— START OF RECORD SET —

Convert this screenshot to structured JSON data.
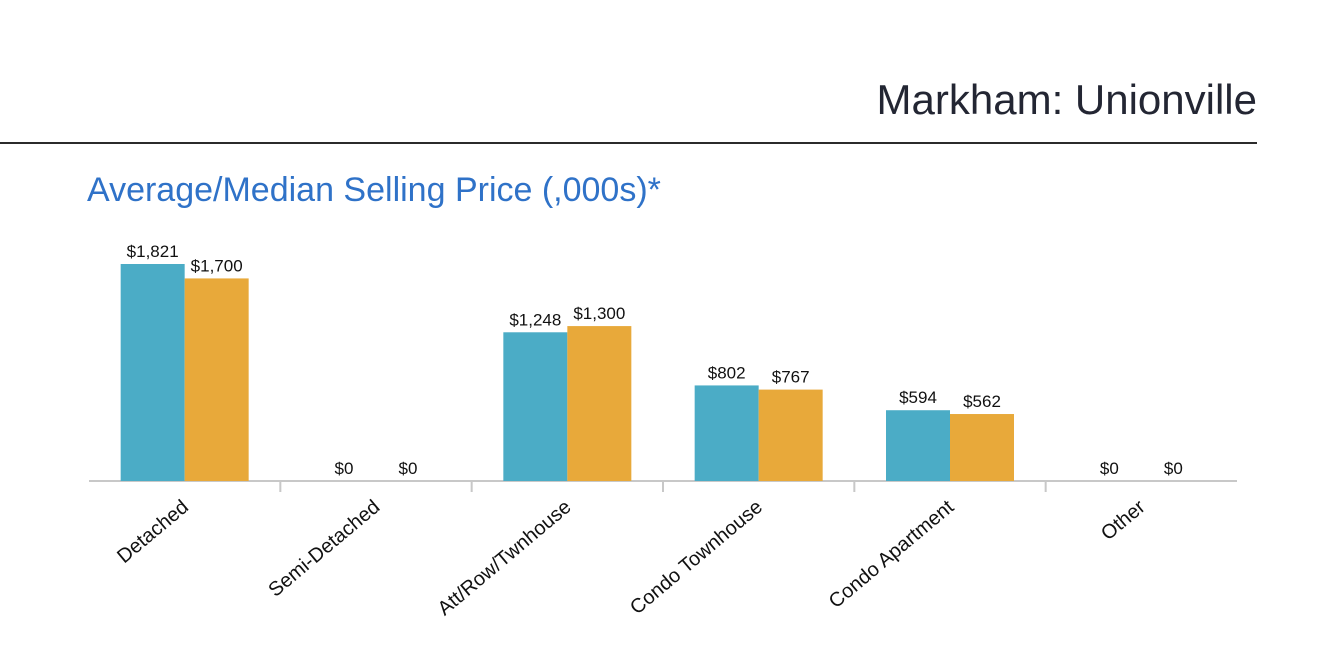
{
  "header": {
    "title": "Markham: Unionville"
  },
  "chart_data": {
    "type": "bar",
    "title": "Average/Median Selling Price (,000s)*",
    "xlabel": "",
    "ylabel": "",
    "ylim": [
      0,
      1821
    ],
    "grid": false,
    "categories": [
      "Detached",
      "Semi-Detached",
      "Att/Row/Twnhouse",
      "Condo Townhouse",
      "Condo Apartment",
      "Other"
    ],
    "series": [
      {
        "name": "Average",
        "color": "#4bacc6",
        "values": [
          1821,
          0,
          1248,
          802,
          594,
          0
        ],
        "labels": [
          "$1,821",
          "$0",
          "$1,248",
          "$802",
          "$594",
          "$0"
        ]
      },
      {
        "name": "Median",
        "color": "#e8a93a",
        "values": [
          1700,
          0,
          1300,
          767,
          562,
          0
        ],
        "labels": [
          "$1,700",
          "$0",
          "$1,300",
          "$767",
          "$562",
          "$0"
        ]
      }
    ]
  }
}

— END OF RECORD SET —

TASK GOAL: Print the entries above exactly, taking out only the pictures.

EXERCISE RESPONSE:
Convert this screenshot to structured JSON data.
{
  "header": {
    "title": "Markham: Unionville"
  },
  "chart_data": {
    "type": "bar",
    "title": "Average/Median Selling Price (,000s)*",
    "xlabel": "",
    "ylabel": "",
    "ylim": [
      0,
      1821
    ],
    "grid": false,
    "categories": [
      "Detached",
      "Semi-Detached",
      "Att/Row/Twnhouse",
      "Condo Townhouse",
      "Condo Apartment",
      "Other"
    ],
    "series": [
      {
        "name": "Average",
        "color": "#4bacc6",
        "values": [
          1821,
          0,
          1248,
          802,
          594,
          0
        ],
        "labels": [
          "$1,821",
          "$0",
          "$1,248",
          "$802",
          "$594",
          "$0"
        ]
      },
      {
        "name": "Median",
        "color": "#e8a93a",
        "values": [
          1700,
          0,
          1300,
          767,
          562,
          0
        ],
        "labels": [
          "$1,700",
          "$0",
          "$1,300",
          "$767",
          "$562",
          "$0"
        ]
      }
    ]
  }
}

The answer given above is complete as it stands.